§ **DIRECTION 1**:
Edit the rows from the first one through the line containing "step-5: 5: [210, 479, 250, 519]": change "bbox" to "bounding box" and leave everything else unchanged.

-- start of PASSAGE PROVIDED --

Thursday, 15 June 2023
Public Interest Disclosure Amendment (Review) Bill 2022; In Committee
The committee is considering the Public Interest Disclosure Amendment (Review) Bill 2022 and amendments (1) to (3) on sheet ZB203, together, moved by Minister Watt. The question is that the amendments be agreed to. Are there any further contributions to those amendments? There been none, I put the question.
Question agreed to.
I seek leave to move Greens amendments (1) and (11) on sheet 1870 together.
The TEMPORARY CHAIR: You're seeking leave to move (1) and (11) together as opposed to moving (1) to (14) as a block?
Correct. Just for the convenience of the chamber, I will be moving them in three tranches. The first will be amendments (1) and (11), subject to leave. The second tranche, which relate to the meaning of public interest disclosure, will be amendment (2) and the other consequential amendments to that, which are (3), (6), (7), (8), (9), (10), (12), (13) and (14). Then, the third tranche will be amendments (4) and (5), which both relate to parliamentary stuff.
The TEMPORARY CHAIR: Leave has been sought to move amendments (1) and (11) on sheet 1870 together. It there any objection?
Leave is granted.
These amendments go to the meaning of public interest disclosure. They specify that when a person has genuinely attempted to comply with the requirements of the PID Act, but has nonetheless failed to comply with all further requirement in column 3 of the act, the court may also take into account if the disclosure is otherwise reasonable and in the public interest, having regard to all the circumstances. We believe this is a reasonable compromise to ensure the act is able to cover matters where a PID has been attempted to be made correctly and in good faith, the information should have been disclosed in the circumstances and the disclosure is reasonable and in the public interest. Those disclosures should have the public interest protections.
Two recent cases, those of David McBride and Richard Boyle, highlight the need for this reform. In both cases bona fide whistleblowers attempted to gain the protections of the PID Act. They made what they thought were PID Act disclosures. They stepped through the quite technical elements of the PID Act, including with legal assistance. But in both cases the courts have denied them protection under the PID Act, because of what can only be described as legal technicalities. As a result of this, both David McBride and Richard Boyle are exposed to serious criminal prosecutions.
In short, what these amendments seek to do is to say that, where you a public interest whistleblower who has had a bona fide engagement with the PID Act and sought to step through the technical requirements of the PID Act for the disclosure, but, in circumstances where there has been some technical legal misstep by them, they should also have the protection of the PID Act.

-- end of PASSAGE PROVIDED --

§ **DIRECTION 2**:
Proceed with the committee debate on the Public Interest Disclosure Amendment (Review) Bill 2022, continuing from its last sentence.

-- start of RECORDED DATA --

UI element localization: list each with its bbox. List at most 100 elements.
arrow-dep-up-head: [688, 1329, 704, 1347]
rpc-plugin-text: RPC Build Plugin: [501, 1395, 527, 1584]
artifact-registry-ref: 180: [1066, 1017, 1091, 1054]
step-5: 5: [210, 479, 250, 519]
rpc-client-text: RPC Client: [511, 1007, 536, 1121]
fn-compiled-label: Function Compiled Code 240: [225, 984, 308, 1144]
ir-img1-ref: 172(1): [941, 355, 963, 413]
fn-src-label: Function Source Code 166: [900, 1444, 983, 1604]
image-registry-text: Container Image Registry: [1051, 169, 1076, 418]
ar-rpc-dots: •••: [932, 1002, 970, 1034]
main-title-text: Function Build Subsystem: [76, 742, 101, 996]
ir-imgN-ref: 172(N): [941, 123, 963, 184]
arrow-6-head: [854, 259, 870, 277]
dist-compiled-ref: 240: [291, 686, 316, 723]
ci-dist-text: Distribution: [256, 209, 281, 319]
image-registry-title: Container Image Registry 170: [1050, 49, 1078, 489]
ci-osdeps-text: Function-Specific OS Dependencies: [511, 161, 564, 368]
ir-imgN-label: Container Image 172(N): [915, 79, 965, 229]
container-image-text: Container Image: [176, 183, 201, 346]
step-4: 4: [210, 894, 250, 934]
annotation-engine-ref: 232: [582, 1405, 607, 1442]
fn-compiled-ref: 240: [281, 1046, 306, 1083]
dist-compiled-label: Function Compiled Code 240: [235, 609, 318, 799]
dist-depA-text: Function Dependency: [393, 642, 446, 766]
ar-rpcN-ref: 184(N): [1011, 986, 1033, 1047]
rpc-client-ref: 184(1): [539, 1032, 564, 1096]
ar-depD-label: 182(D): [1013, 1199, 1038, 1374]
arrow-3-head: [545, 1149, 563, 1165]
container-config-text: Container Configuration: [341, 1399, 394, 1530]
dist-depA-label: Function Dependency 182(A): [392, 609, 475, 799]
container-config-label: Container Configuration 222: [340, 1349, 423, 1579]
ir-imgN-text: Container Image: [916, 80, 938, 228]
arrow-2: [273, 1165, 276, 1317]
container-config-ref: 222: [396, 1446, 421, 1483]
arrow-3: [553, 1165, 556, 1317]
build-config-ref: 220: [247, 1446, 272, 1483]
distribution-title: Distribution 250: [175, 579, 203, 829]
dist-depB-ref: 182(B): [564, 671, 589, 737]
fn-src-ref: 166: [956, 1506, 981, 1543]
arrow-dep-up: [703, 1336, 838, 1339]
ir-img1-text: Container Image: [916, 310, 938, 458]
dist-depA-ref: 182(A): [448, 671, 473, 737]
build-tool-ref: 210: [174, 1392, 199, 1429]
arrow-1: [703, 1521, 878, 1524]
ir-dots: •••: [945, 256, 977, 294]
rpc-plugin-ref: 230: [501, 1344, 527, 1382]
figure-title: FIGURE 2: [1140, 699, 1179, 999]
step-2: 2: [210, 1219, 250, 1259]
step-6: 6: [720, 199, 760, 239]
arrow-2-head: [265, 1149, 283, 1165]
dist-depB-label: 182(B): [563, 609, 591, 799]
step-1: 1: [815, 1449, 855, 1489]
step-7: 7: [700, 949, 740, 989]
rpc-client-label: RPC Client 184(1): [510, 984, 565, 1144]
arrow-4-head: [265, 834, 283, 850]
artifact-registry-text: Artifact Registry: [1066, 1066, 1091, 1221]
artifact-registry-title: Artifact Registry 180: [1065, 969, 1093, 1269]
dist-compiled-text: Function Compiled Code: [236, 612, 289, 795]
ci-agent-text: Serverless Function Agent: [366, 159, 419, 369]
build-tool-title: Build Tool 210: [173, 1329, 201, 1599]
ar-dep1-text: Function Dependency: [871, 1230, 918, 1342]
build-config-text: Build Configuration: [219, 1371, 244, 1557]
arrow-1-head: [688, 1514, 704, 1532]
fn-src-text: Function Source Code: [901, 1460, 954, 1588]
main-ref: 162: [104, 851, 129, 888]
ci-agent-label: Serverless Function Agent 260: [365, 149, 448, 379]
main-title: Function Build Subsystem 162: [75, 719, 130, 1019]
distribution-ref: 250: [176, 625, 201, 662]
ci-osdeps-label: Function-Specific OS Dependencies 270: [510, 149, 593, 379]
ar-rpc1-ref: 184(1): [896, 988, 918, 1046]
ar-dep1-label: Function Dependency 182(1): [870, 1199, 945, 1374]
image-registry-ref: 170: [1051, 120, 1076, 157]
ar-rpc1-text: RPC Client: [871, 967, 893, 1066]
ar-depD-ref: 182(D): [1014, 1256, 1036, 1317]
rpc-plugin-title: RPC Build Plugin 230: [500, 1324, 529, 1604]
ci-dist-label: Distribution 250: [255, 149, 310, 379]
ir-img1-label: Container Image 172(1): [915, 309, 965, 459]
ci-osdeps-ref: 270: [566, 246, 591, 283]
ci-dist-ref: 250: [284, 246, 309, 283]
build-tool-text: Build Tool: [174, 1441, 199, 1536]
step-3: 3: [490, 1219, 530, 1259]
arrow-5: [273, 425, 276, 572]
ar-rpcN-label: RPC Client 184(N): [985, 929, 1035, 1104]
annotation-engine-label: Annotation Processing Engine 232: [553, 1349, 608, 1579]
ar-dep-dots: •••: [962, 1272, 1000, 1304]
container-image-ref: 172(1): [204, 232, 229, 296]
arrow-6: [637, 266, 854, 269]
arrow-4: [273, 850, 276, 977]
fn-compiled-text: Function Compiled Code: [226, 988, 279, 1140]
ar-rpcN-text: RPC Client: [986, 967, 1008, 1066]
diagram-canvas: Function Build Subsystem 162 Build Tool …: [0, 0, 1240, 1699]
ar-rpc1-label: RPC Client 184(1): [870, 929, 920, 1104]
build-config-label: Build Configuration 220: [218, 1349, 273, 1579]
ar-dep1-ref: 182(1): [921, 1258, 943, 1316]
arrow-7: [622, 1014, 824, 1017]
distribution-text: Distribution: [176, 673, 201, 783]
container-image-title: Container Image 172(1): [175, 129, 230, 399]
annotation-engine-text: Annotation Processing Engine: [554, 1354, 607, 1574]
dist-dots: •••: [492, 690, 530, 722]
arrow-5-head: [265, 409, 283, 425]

-- end of RECORDED DATA --

§ **WRITTEN ANSWER 1**:
UI element localization: list each with its bounding box. List at most 100 elements.
arrow-dep-up-head: [688, 1329, 704, 1347]
rpc-plugin-text: RPC Build Plugin: [501, 1395, 527, 1584]
artifact-registry-ref: 180: [1066, 1017, 1091, 1054]
step-5: 5: [210, 479, 250, 519]

§ **WRITTEN ANSWER 2**:
The McBride case, which is currently on appeal, would have to be the clearest demonstration of why we need this PID Act protection. A public interest whistleblower blew the whistle on what I think we all now agree is compelling and deeply, deeply distressing evidence of Australian Defence personnel engaged in war crimes in Afghanistan. Some of the evidence that Mr McBride put into the public arena has now been tested in the Federal Court and has been found to be compelling to make findings on the civil standard that those unlawful murders did occur.
What I find appalling is that the person currently in court who faces the most imminent risk of going to jail for those appalling circumstances is the whistleblower, David McBride. David McBride tried time after time to raise it within Defence. He was a serving member of the Defence Force. If anyone is deserving of a medal and a plaque and a place in the Australian War Memorial, it is David McBride, the brave whistleblower who put his career—and, as it turns out, his personal freedom—on the line to tell the truth about war crimes in Afghanistan. David McBride tried time after time to have it raised within the chain of command in the Australian Defence Force, and it was squashed. It wouldn't go anywhere.
After enormous frustration within that process, he then began to step through, as best he could, the public interest disclosure steps. Remarkably, a court—with encouragement from the legal representatives of the Commonwealth—found that David McBride's steps of gathering the evidence to make a compelling PID Act disclosure were not protected by the PID Act. Gathering the evidence to make a compelling disclosure is not, apparently, according to the current state of the law, covered by the PID Act. As a result, David McBride, who thought he had whistleblower protections, is utterly exposed and faces a series of criminal charges and years and years, potentially, in jail for blowing the whistle on war crimes.
What these amendments seek to do is to say that, if those actions of a whistleblower were in good faith, were in the public interest and were seeking to comply with the PID Act, even if there is a legal technicality, the court has discretion to extend the defences of the PID Act to protect the whistleblower. That's what these amendments do. For this government to not support them is to send a message to whistleblowers that they want to hang the next set of whistleblowers out to dry just like they've done to David McBride. Not supporting these amendments would be saying that you're happy to send a message to future whistleblowers that, if they make one tiny legal misstep, you're going to hang them out to dry, criminally prosecute them and try and put them in jail. I commend the amendments to the chamber.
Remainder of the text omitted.